• [Written tasks]:
a. Decide whether each statement agrees with the client handoff guide, and for each give yes or no along with the guide's deciding words, quoted exactly. (i) The handoff is recommended at project close. (ii) The Content Writer Agent publishes copy without anyone reviewing it. (iii) One step is making sure invoices are settled.
b. Which departments does the client handoff guide list as used?
c. Pick up the client handoff guide after its last line and keep writing.

Client Handoff
Hand a finished website to the client cleanly, with everything they need to run it.
#Business goal
Leave clients confident and self-sufficient after launch.
#When to use this
When a website project completes.
#At a glance
| Detail | Value |
|---|---|
| People involved | Delivery lead, developer, client |
| Departments used | Delivery, Marketing |
| Modules used | Projects, Website CMS, Deliverables |
| AI used | Content Writer Agent drafts copy; you review |
| Recommended timeline | At project close |
| Prerequisites | Projects and Website CMS access; A connected WordPress site for publishing |
#Step-by-step process
1
Deliver final assets
Share final deliverables through the portal.
2
Confirm approvals and invoices
Ensure deliverables are approved and invoices are settled.
3
Orient the client
Show them what they can manage in the CMS.
4
Set support expectations
Agree how future changes and support work.
#Decision points
Decisions to make along the way
- What can the client manage themselves?
- What is in scope for ongoing support?

• [Information shown]:

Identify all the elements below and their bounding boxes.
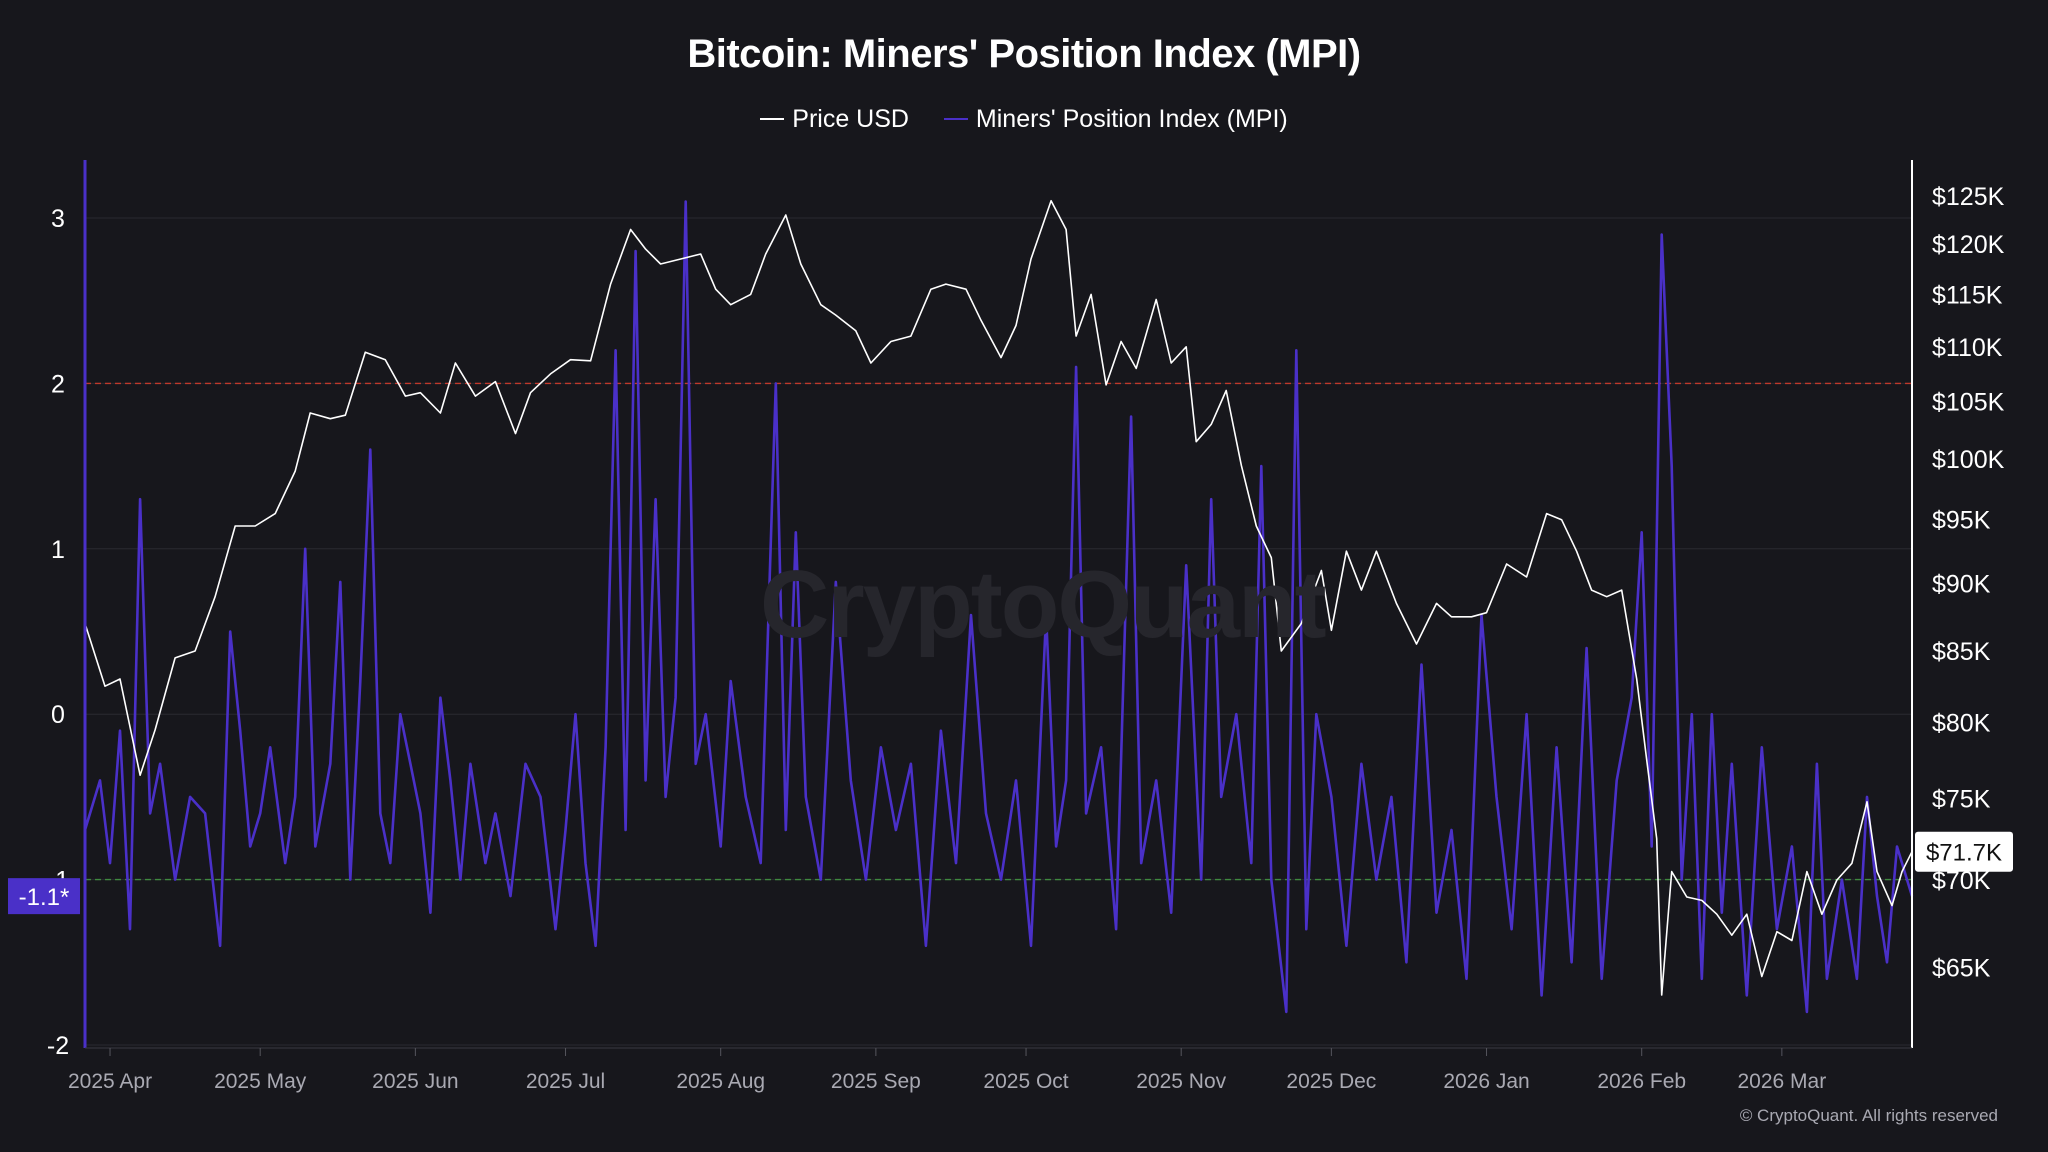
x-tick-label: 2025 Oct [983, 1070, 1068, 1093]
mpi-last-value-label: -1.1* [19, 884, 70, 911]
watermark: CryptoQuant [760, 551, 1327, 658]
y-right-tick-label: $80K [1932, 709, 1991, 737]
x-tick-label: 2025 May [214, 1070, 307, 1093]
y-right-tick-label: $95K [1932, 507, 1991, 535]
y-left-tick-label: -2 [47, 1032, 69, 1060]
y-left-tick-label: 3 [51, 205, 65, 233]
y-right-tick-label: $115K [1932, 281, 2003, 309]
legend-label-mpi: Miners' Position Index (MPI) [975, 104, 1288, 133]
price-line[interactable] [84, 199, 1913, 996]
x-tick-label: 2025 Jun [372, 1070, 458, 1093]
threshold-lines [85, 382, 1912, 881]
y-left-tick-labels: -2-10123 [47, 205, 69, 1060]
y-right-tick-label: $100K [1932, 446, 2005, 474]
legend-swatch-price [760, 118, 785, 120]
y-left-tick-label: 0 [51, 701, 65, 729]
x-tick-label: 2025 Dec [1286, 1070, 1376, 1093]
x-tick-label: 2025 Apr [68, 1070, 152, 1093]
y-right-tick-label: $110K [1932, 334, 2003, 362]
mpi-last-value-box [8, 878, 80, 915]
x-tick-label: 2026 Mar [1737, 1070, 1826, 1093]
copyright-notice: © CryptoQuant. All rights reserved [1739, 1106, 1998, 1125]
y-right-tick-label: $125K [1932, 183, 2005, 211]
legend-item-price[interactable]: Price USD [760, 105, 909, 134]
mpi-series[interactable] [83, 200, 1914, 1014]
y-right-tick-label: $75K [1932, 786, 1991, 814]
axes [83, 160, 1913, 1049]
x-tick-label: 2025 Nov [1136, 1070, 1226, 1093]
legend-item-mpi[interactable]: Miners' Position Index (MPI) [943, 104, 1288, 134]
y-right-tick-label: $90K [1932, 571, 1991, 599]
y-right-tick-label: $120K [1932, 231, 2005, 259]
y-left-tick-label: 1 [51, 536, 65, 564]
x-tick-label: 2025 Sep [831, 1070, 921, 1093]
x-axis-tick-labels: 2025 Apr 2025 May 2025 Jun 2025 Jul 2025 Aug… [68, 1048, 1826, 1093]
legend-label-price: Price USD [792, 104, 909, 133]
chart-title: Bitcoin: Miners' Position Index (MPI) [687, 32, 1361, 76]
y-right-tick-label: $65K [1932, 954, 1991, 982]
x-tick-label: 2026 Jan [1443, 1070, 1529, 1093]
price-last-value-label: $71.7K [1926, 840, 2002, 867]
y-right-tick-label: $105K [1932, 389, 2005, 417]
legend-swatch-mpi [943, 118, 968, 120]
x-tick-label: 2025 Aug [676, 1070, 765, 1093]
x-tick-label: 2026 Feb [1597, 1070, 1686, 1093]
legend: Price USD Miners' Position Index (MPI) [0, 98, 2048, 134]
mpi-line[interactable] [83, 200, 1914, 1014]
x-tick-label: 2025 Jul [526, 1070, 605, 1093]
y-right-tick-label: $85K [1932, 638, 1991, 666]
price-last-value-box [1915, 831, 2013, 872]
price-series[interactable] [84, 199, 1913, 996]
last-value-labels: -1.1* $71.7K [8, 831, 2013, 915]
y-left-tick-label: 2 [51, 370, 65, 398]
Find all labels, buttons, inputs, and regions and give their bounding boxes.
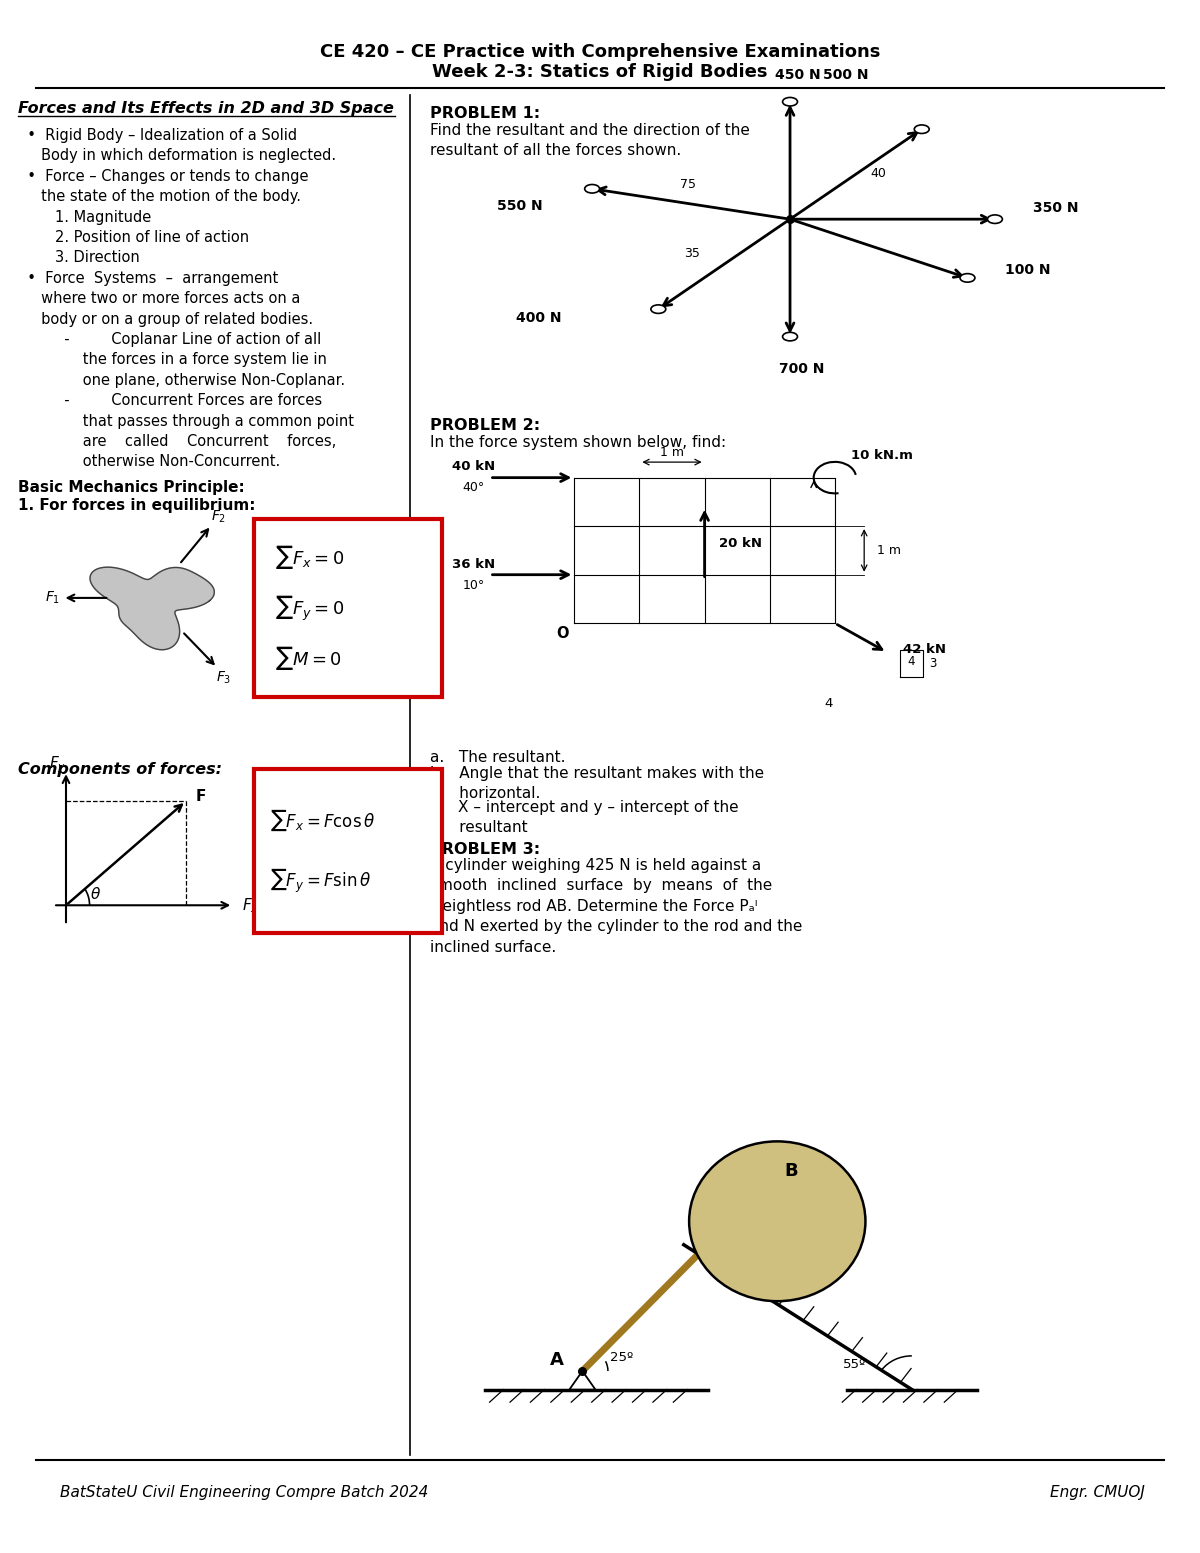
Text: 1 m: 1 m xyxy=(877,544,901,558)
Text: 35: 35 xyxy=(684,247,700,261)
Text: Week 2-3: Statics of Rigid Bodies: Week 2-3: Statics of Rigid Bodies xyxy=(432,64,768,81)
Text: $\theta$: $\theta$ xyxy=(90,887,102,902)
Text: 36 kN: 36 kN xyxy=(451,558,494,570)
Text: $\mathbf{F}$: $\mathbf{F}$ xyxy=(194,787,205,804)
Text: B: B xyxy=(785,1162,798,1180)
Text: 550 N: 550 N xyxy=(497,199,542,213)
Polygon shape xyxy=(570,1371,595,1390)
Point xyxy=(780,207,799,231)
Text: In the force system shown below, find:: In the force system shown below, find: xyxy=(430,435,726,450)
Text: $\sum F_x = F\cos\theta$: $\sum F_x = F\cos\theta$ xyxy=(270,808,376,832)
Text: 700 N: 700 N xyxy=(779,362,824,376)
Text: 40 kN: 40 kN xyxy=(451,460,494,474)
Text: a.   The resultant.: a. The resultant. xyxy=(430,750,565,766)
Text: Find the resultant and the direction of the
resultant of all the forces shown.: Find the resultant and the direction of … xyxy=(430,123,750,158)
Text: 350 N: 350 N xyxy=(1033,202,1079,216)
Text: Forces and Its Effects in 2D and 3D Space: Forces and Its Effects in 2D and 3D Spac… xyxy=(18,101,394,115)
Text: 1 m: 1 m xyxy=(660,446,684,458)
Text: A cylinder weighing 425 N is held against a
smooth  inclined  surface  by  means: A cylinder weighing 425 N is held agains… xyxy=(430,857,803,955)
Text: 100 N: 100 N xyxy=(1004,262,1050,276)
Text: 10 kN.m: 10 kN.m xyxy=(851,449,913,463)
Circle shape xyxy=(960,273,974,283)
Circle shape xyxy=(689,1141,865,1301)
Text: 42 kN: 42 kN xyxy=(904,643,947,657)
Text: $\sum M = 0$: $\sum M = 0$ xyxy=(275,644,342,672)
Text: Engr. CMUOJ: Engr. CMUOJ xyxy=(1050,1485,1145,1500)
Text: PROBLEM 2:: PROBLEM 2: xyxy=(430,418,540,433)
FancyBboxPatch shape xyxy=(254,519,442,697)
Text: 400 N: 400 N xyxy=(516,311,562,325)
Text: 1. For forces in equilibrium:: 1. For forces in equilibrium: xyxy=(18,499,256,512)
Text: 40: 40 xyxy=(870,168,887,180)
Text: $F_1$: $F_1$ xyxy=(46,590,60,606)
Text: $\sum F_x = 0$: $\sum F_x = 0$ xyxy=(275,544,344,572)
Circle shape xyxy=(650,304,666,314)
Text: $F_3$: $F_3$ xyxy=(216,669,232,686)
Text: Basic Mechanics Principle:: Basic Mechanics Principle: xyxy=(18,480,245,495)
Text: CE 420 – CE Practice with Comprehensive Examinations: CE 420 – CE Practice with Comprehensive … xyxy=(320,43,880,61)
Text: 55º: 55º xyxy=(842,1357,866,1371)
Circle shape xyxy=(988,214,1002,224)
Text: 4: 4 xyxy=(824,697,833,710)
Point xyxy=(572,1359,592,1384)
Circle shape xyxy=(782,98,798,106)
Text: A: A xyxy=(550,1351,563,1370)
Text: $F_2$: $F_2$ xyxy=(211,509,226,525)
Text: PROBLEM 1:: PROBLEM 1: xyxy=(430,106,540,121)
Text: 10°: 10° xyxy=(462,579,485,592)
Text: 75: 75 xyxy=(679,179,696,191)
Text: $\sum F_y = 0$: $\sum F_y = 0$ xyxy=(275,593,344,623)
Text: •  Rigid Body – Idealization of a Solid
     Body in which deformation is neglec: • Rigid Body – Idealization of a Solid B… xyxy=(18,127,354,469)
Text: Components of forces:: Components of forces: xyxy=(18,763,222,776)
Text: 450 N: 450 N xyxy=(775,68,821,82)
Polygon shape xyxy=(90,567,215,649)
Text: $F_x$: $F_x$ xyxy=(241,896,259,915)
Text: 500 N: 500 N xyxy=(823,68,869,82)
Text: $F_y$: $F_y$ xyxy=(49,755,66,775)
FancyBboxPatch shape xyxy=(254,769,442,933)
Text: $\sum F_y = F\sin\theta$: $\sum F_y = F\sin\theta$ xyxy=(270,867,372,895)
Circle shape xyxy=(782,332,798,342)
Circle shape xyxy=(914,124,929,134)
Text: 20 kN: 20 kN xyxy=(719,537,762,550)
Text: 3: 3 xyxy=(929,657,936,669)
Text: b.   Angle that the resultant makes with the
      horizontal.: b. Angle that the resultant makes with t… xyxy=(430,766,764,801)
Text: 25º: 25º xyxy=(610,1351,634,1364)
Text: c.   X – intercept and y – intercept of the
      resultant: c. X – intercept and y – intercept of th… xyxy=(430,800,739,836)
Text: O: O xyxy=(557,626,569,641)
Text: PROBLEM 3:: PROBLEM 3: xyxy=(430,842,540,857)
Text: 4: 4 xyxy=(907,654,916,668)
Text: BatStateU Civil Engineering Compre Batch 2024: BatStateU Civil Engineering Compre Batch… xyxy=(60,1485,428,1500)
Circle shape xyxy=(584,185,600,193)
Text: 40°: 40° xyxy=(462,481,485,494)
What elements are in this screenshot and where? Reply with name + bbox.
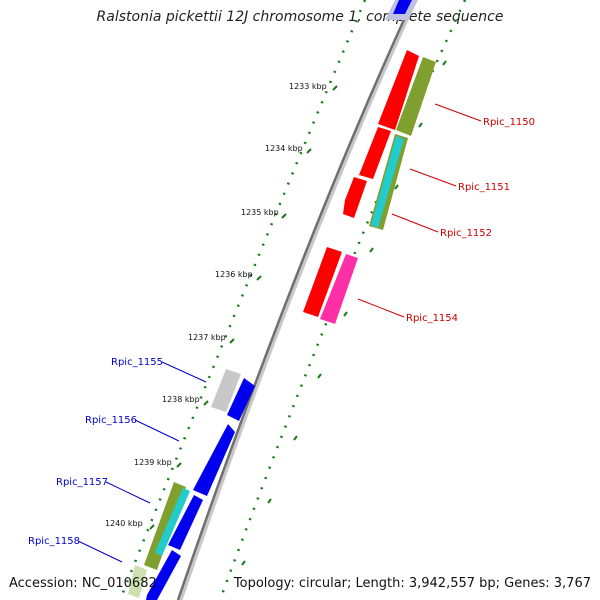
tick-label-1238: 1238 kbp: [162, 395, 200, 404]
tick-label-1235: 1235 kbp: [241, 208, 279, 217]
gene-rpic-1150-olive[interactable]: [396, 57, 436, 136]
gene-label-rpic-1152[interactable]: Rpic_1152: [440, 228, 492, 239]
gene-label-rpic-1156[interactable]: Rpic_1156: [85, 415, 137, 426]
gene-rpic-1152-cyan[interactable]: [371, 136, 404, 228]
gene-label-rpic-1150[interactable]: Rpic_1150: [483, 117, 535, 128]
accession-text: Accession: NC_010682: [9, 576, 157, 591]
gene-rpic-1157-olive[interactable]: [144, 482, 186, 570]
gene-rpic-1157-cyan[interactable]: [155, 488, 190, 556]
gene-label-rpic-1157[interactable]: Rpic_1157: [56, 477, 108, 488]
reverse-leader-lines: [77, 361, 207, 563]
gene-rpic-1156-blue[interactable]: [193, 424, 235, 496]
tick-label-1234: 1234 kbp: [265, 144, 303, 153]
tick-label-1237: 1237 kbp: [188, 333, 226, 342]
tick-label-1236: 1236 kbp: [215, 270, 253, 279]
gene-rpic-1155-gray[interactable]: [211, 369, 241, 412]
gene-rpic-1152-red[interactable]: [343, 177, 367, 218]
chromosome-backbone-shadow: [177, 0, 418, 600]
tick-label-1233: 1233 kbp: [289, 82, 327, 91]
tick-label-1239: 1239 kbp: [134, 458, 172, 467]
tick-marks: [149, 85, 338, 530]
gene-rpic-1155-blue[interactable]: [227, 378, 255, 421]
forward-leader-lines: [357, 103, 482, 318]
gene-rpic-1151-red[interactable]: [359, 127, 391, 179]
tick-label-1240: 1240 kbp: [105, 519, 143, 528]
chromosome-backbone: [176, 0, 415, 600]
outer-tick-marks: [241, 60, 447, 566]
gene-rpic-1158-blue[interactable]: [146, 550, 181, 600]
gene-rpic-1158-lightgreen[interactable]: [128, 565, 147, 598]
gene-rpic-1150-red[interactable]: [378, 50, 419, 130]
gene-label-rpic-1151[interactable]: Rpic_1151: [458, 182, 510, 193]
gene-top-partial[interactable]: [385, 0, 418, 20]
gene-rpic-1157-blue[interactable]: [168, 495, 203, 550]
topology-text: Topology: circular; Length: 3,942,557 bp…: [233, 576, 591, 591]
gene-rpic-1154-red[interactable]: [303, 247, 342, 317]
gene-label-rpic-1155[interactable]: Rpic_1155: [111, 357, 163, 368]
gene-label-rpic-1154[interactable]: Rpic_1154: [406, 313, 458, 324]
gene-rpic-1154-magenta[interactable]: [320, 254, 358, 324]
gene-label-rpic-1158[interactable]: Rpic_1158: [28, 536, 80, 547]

• [Final answers]:
a.
(i) Yes: "At project close"
(ii) No: "Content Writer Agent drafts copy; you review"
(iii) Yes: "Ensure deliverables are approved and invoices are settled."

b. Delivery and Marketing.

c.
#Approval points
No formal approval gate
This routine has no separate sign-off step, but review your work before it affects clients or finances.
#Success metrics
- Clean project closure
- Fewer post-launch questions
#Best practices
- Confirm invoices are settled at handoff.
- Be clear about what the CMS can and cannot do.
#Common mistakes
- Handing off with open invoices.
- Overpromising CMS capabilities (e.g., a blog manager).
#Realistic example
In practice
At handoff the client approves the final deliverable, settles the invoice via the portal, and learns which site sections they can edit in the CMS.
#Related documentation
Invoice Management
Get paid.
Website CMS
What clients can edit.
Business Workflows
Underlying step-by-step flows.
Contact Support
Reach the DevSphere OS team.
Still need help?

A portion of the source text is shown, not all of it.